## Exercise material

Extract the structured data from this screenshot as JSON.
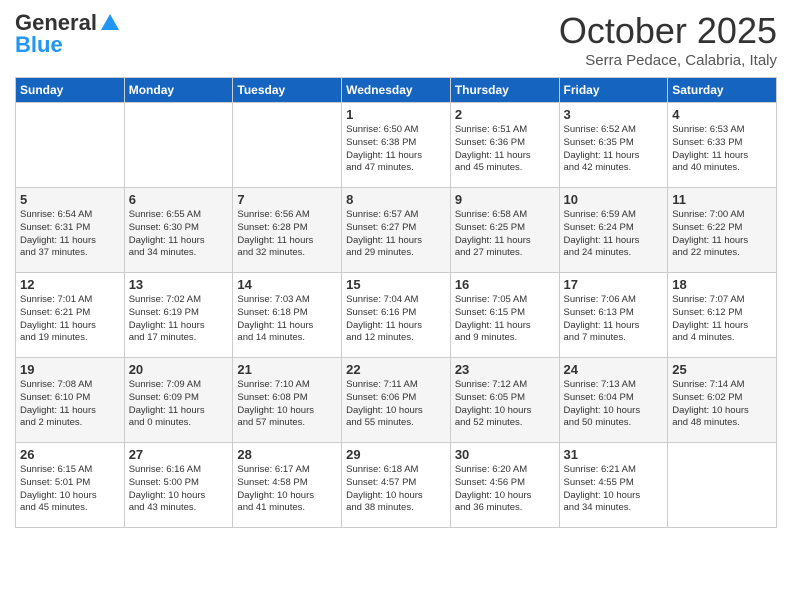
{
  "header": {
    "logo_general": "General",
    "logo_blue": "Blue",
    "month_title": "October 2025",
    "subtitle": "Serra Pedace, Calabria, Italy"
  },
  "days_of_week": [
    "Sunday",
    "Monday",
    "Tuesday",
    "Wednesday",
    "Thursday",
    "Friday",
    "Saturday"
  ],
  "weeks": [
    [
      {
        "day": "",
        "detail": ""
      },
      {
        "day": "",
        "detail": ""
      },
      {
        "day": "",
        "detail": ""
      },
      {
        "day": "1",
        "detail": "Sunrise: 6:50 AM\nSunset: 6:38 PM\nDaylight: 11 hours\nand 47 minutes."
      },
      {
        "day": "2",
        "detail": "Sunrise: 6:51 AM\nSunset: 6:36 PM\nDaylight: 11 hours\nand 45 minutes."
      },
      {
        "day": "3",
        "detail": "Sunrise: 6:52 AM\nSunset: 6:35 PM\nDaylight: 11 hours\nand 42 minutes."
      },
      {
        "day": "4",
        "detail": "Sunrise: 6:53 AM\nSunset: 6:33 PM\nDaylight: 11 hours\nand 40 minutes."
      }
    ],
    [
      {
        "day": "5",
        "detail": "Sunrise: 6:54 AM\nSunset: 6:31 PM\nDaylight: 11 hours\nand 37 minutes."
      },
      {
        "day": "6",
        "detail": "Sunrise: 6:55 AM\nSunset: 6:30 PM\nDaylight: 11 hours\nand 34 minutes."
      },
      {
        "day": "7",
        "detail": "Sunrise: 6:56 AM\nSunset: 6:28 PM\nDaylight: 11 hours\nand 32 minutes."
      },
      {
        "day": "8",
        "detail": "Sunrise: 6:57 AM\nSunset: 6:27 PM\nDaylight: 11 hours\nand 29 minutes."
      },
      {
        "day": "9",
        "detail": "Sunrise: 6:58 AM\nSunset: 6:25 PM\nDaylight: 11 hours\nand 27 minutes."
      },
      {
        "day": "10",
        "detail": "Sunrise: 6:59 AM\nSunset: 6:24 PM\nDaylight: 11 hours\nand 24 minutes."
      },
      {
        "day": "11",
        "detail": "Sunrise: 7:00 AM\nSunset: 6:22 PM\nDaylight: 11 hours\nand 22 minutes."
      }
    ],
    [
      {
        "day": "12",
        "detail": "Sunrise: 7:01 AM\nSunset: 6:21 PM\nDaylight: 11 hours\nand 19 minutes."
      },
      {
        "day": "13",
        "detail": "Sunrise: 7:02 AM\nSunset: 6:19 PM\nDaylight: 11 hours\nand 17 minutes."
      },
      {
        "day": "14",
        "detail": "Sunrise: 7:03 AM\nSunset: 6:18 PM\nDaylight: 11 hours\nand 14 minutes."
      },
      {
        "day": "15",
        "detail": "Sunrise: 7:04 AM\nSunset: 6:16 PM\nDaylight: 11 hours\nand 12 minutes."
      },
      {
        "day": "16",
        "detail": "Sunrise: 7:05 AM\nSunset: 6:15 PM\nDaylight: 11 hours\nand 9 minutes."
      },
      {
        "day": "17",
        "detail": "Sunrise: 7:06 AM\nSunset: 6:13 PM\nDaylight: 11 hours\nand 7 minutes."
      },
      {
        "day": "18",
        "detail": "Sunrise: 7:07 AM\nSunset: 6:12 PM\nDaylight: 11 hours\nand 4 minutes."
      }
    ],
    [
      {
        "day": "19",
        "detail": "Sunrise: 7:08 AM\nSunset: 6:10 PM\nDaylight: 11 hours\nand 2 minutes."
      },
      {
        "day": "20",
        "detail": "Sunrise: 7:09 AM\nSunset: 6:09 PM\nDaylight: 11 hours\nand 0 minutes."
      },
      {
        "day": "21",
        "detail": "Sunrise: 7:10 AM\nSunset: 6:08 PM\nDaylight: 10 hours\nand 57 minutes."
      },
      {
        "day": "22",
        "detail": "Sunrise: 7:11 AM\nSunset: 6:06 PM\nDaylight: 10 hours\nand 55 minutes."
      },
      {
        "day": "23",
        "detail": "Sunrise: 7:12 AM\nSunset: 6:05 PM\nDaylight: 10 hours\nand 52 minutes."
      },
      {
        "day": "24",
        "detail": "Sunrise: 7:13 AM\nSunset: 6:04 PM\nDaylight: 10 hours\nand 50 minutes."
      },
      {
        "day": "25",
        "detail": "Sunrise: 7:14 AM\nSunset: 6:02 PM\nDaylight: 10 hours\nand 48 minutes."
      }
    ],
    [
      {
        "day": "26",
        "detail": "Sunrise: 6:15 AM\nSunset: 5:01 PM\nDaylight: 10 hours\nand 45 minutes."
      },
      {
        "day": "27",
        "detail": "Sunrise: 6:16 AM\nSunset: 5:00 PM\nDaylight: 10 hours\nand 43 minutes."
      },
      {
        "day": "28",
        "detail": "Sunrise: 6:17 AM\nSunset: 4:58 PM\nDaylight: 10 hours\nand 41 minutes."
      },
      {
        "day": "29",
        "detail": "Sunrise: 6:18 AM\nSunset: 4:57 PM\nDaylight: 10 hours\nand 38 minutes."
      },
      {
        "day": "30",
        "detail": "Sunrise: 6:20 AM\nSunset: 4:56 PM\nDaylight: 10 hours\nand 36 minutes."
      },
      {
        "day": "31",
        "detail": "Sunrise: 6:21 AM\nSunset: 4:55 PM\nDaylight: 10 hours\nand 34 minutes."
      },
      {
        "day": "",
        "detail": ""
      }
    ]
  ]
}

## Given exercise
In your copy, repeat each record exactly and include no pictures.

## Exercise answer
Extract the structured data from this screenshot as JSON.
{
  "header": {
    "logo_general": "General",
    "logo_blue": "Blue",
    "month_title": "October 2025",
    "subtitle": "Serra Pedace, Calabria, Italy"
  },
  "days_of_week": [
    "Sunday",
    "Monday",
    "Tuesday",
    "Wednesday",
    "Thursday",
    "Friday",
    "Saturday"
  ],
  "weeks": [
    [
      {
        "day": "",
        "detail": ""
      },
      {
        "day": "",
        "detail": ""
      },
      {
        "day": "",
        "detail": ""
      },
      {
        "day": "1",
        "detail": "Sunrise: 6:50 AM\nSunset: 6:38 PM\nDaylight: 11 hours\nand 47 minutes."
      },
      {
        "day": "2",
        "detail": "Sunrise: 6:51 AM\nSunset: 6:36 PM\nDaylight: 11 hours\nand 45 minutes."
      },
      {
        "day": "3",
        "detail": "Sunrise: 6:52 AM\nSunset: 6:35 PM\nDaylight: 11 hours\nand 42 minutes."
      },
      {
        "day": "4",
        "detail": "Sunrise: 6:53 AM\nSunset: 6:33 PM\nDaylight: 11 hours\nand 40 minutes."
      }
    ],
    [
      {
        "day": "5",
        "detail": "Sunrise: 6:54 AM\nSunset: 6:31 PM\nDaylight: 11 hours\nand 37 minutes."
      },
      {
        "day": "6",
        "detail": "Sunrise: 6:55 AM\nSunset: 6:30 PM\nDaylight: 11 hours\nand 34 minutes."
      },
      {
        "day": "7",
        "detail": "Sunrise: 6:56 AM\nSunset: 6:28 PM\nDaylight: 11 hours\nand 32 minutes."
      },
      {
        "day": "8",
        "detail": "Sunrise: 6:57 AM\nSunset: 6:27 PM\nDaylight: 11 hours\nand 29 minutes."
      },
      {
        "day": "9",
        "detail": "Sunrise: 6:58 AM\nSunset: 6:25 PM\nDaylight: 11 hours\nand 27 minutes."
      },
      {
        "day": "10",
        "detail": "Sunrise: 6:59 AM\nSunset: 6:24 PM\nDaylight: 11 hours\nand 24 minutes."
      },
      {
        "day": "11",
        "detail": "Sunrise: 7:00 AM\nSunset: 6:22 PM\nDaylight: 11 hours\nand 22 minutes."
      }
    ],
    [
      {
        "day": "12",
        "detail": "Sunrise: 7:01 AM\nSunset: 6:21 PM\nDaylight: 11 hours\nand 19 minutes."
      },
      {
        "day": "13",
        "detail": "Sunrise: 7:02 AM\nSunset: 6:19 PM\nDaylight: 11 hours\nand 17 minutes."
      },
      {
        "day": "14",
        "detail": "Sunrise: 7:03 AM\nSunset: 6:18 PM\nDaylight: 11 hours\nand 14 minutes."
      },
      {
        "day": "15",
        "detail": "Sunrise: 7:04 AM\nSunset: 6:16 PM\nDaylight: 11 hours\nand 12 minutes."
      },
      {
        "day": "16",
        "detail": "Sunrise: 7:05 AM\nSunset: 6:15 PM\nDaylight: 11 hours\nand 9 minutes."
      },
      {
        "day": "17",
        "detail": "Sunrise: 7:06 AM\nSunset: 6:13 PM\nDaylight: 11 hours\nand 7 minutes."
      },
      {
        "day": "18",
        "detail": "Sunrise: 7:07 AM\nSunset: 6:12 PM\nDaylight: 11 hours\nand 4 minutes."
      }
    ],
    [
      {
        "day": "19",
        "detail": "Sunrise: 7:08 AM\nSunset: 6:10 PM\nDaylight: 11 hours\nand 2 minutes."
      },
      {
        "day": "20",
        "detail": "Sunrise: 7:09 AM\nSunset: 6:09 PM\nDaylight: 11 hours\nand 0 minutes."
      },
      {
        "day": "21",
        "detail": "Sunrise: 7:10 AM\nSunset: 6:08 PM\nDaylight: 10 hours\nand 57 minutes."
      },
      {
        "day": "22",
        "detail": "Sunrise: 7:11 AM\nSunset: 6:06 PM\nDaylight: 10 hours\nand 55 minutes."
      },
      {
        "day": "23",
        "detail": "Sunrise: 7:12 AM\nSunset: 6:05 PM\nDaylight: 10 hours\nand 52 minutes."
      },
      {
        "day": "24",
        "detail": "Sunrise: 7:13 AM\nSunset: 6:04 PM\nDaylight: 10 hours\nand 50 minutes."
      },
      {
        "day": "25",
        "detail": "Sunrise: 7:14 AM\nSunset: 6:02 PM\nDaylight: 10 hours\nand 48 minutes."
      }
    ],
    [
      {
        "day": "26",
        "detail": "Sunrise: 6:15 AM\nSunset: 5:01 PM\nDaylight: 10 hours\nand 45 minutes."
      },
      {
        "day": "27",
        "detail": "Sunrise: 6:16 AM\nSunset: 5:00 PM\nDaylight: 10 hours\nand 43 minutes."
      },
      {
        "day": "28",
        "detail": "Sunrise: 6:17 AM\nSunset: 4:58 PM\nDaylight: 10 hours\nand 41 minutes."
      },
      {
        "day": "29",
        "detail": "Sunrise: 6:18 AM\nSunset: 4:57 PM\nDaylight: 10 hours\nand 38 minutes."
      },
      {
        "day": "30",
        "detail": "Sunrise: 6:20 AM\nSunset: 4:56 PM\nDaylight: 10 hours\nand 36 minutes."
      },
      {
        "day": "31",
        "detail": "Sunrise: 6:21 AM\nSunset: 4:55 PM\nDaylight: 10 hours\nand 34 minutes."
      },
      {
        "day": "",
        "detail": ""
      }
    ]
  ]
}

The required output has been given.